DATA EXCERPTS:
------

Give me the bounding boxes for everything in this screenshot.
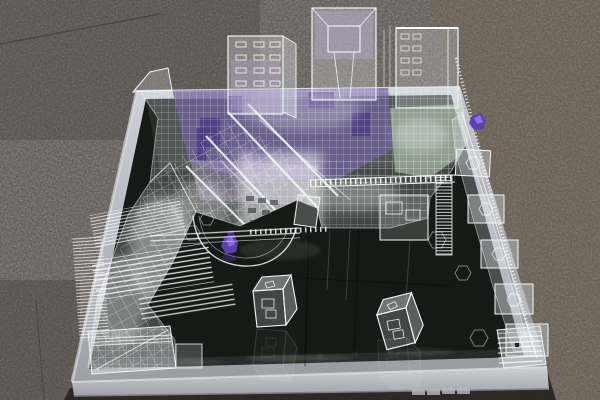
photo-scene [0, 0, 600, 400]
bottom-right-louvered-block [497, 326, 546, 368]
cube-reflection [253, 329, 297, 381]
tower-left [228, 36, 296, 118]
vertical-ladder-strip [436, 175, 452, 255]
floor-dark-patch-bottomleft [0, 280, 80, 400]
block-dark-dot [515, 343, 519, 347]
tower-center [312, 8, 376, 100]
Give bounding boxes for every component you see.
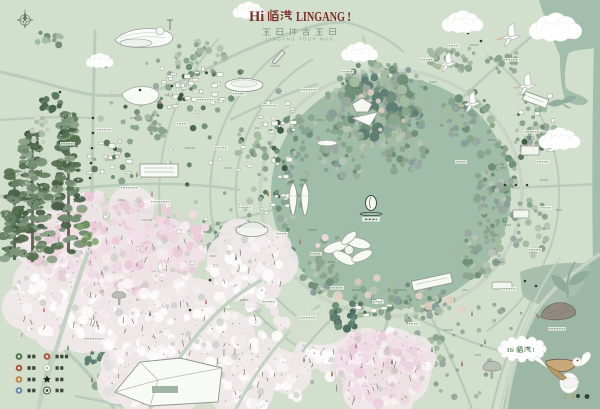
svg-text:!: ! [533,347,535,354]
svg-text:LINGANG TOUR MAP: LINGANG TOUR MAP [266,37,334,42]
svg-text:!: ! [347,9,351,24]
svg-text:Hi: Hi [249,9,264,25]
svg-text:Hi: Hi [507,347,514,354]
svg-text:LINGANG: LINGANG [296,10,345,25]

------

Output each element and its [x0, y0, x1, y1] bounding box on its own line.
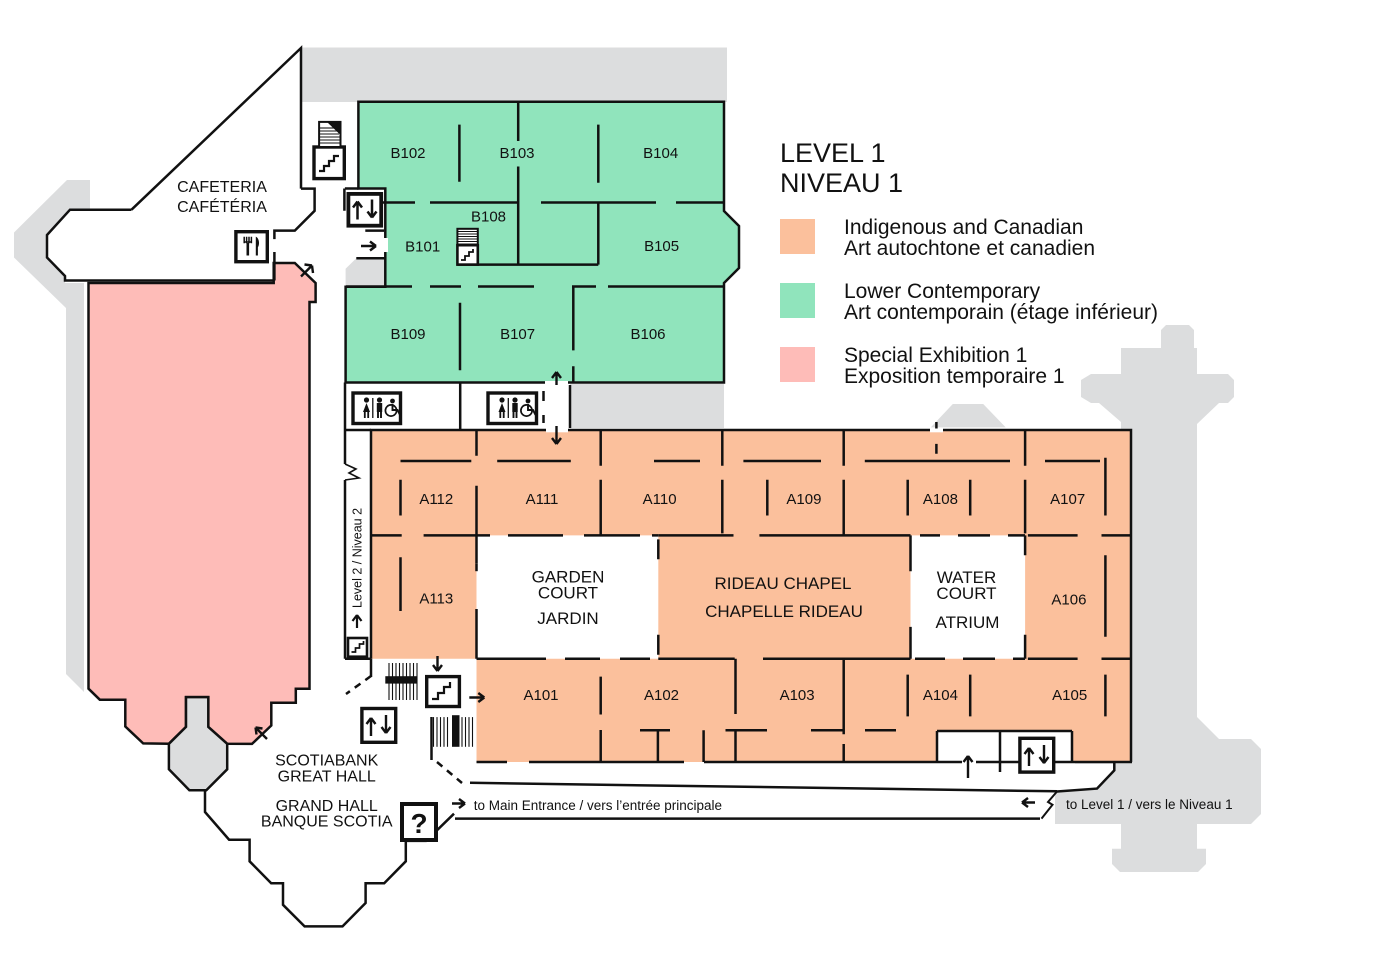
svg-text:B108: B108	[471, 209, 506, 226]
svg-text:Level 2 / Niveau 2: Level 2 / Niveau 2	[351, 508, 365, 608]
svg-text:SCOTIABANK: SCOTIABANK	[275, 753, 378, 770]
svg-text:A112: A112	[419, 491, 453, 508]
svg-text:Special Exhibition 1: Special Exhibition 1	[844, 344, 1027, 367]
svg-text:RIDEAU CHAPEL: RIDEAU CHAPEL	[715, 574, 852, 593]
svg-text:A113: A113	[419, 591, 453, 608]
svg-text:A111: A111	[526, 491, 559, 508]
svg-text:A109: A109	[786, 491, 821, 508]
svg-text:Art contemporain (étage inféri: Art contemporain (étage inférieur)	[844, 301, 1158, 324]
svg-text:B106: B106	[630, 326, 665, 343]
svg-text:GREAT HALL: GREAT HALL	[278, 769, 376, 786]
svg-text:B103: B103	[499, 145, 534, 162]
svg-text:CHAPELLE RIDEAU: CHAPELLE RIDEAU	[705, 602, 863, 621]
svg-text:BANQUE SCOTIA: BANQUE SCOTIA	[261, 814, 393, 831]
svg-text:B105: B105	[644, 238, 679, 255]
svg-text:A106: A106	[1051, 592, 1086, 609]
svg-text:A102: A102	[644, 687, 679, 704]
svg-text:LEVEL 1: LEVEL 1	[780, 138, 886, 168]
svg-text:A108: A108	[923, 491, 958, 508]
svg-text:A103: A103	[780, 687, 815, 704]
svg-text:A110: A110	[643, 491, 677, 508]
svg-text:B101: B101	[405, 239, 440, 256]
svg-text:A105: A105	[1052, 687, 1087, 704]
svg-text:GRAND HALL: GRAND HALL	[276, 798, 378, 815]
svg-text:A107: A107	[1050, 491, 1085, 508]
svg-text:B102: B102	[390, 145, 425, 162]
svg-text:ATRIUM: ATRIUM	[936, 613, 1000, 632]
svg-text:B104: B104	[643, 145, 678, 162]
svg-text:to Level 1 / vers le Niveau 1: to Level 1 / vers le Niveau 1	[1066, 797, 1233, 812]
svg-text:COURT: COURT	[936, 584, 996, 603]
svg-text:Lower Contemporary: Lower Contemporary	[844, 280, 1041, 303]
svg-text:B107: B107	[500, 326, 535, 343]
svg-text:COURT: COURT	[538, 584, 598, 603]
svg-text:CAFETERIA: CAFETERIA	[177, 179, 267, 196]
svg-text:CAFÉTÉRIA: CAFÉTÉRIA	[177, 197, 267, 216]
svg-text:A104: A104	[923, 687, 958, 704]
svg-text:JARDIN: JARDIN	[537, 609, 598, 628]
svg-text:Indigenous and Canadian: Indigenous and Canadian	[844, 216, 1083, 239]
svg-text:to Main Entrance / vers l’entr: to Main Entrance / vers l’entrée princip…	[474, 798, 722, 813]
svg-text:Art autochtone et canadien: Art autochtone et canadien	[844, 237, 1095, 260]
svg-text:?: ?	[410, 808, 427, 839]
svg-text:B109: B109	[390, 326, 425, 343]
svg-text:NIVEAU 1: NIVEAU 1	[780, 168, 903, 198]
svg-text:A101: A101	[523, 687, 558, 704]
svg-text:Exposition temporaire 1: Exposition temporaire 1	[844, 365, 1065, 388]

------

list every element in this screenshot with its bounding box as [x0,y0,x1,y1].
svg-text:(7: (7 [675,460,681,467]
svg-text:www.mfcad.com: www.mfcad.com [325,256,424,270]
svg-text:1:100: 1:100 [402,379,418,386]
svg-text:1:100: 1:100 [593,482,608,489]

------

GIVEN REQUEST: Could you reproduce only the lines that open with the one containing "list every element" and close with the one containing "svg-text:1:100: 1:100 [593,482,608,489]", swapping "screenshot" for "image" and leaving everything else unchanged?

WRITTEN RESPONSE:
list every element in this image with its bounding box as [x0,y0,x1,y1].
svg-text:(7: (7 [675,460,681,467]
svg-text:www.mfcad.com: www.mfcad.com [325,256,424,270]
svg-text:1:100: 1:100 [402,379,418,386]
svg-text:1:100: 1:100 [593,482,608,489]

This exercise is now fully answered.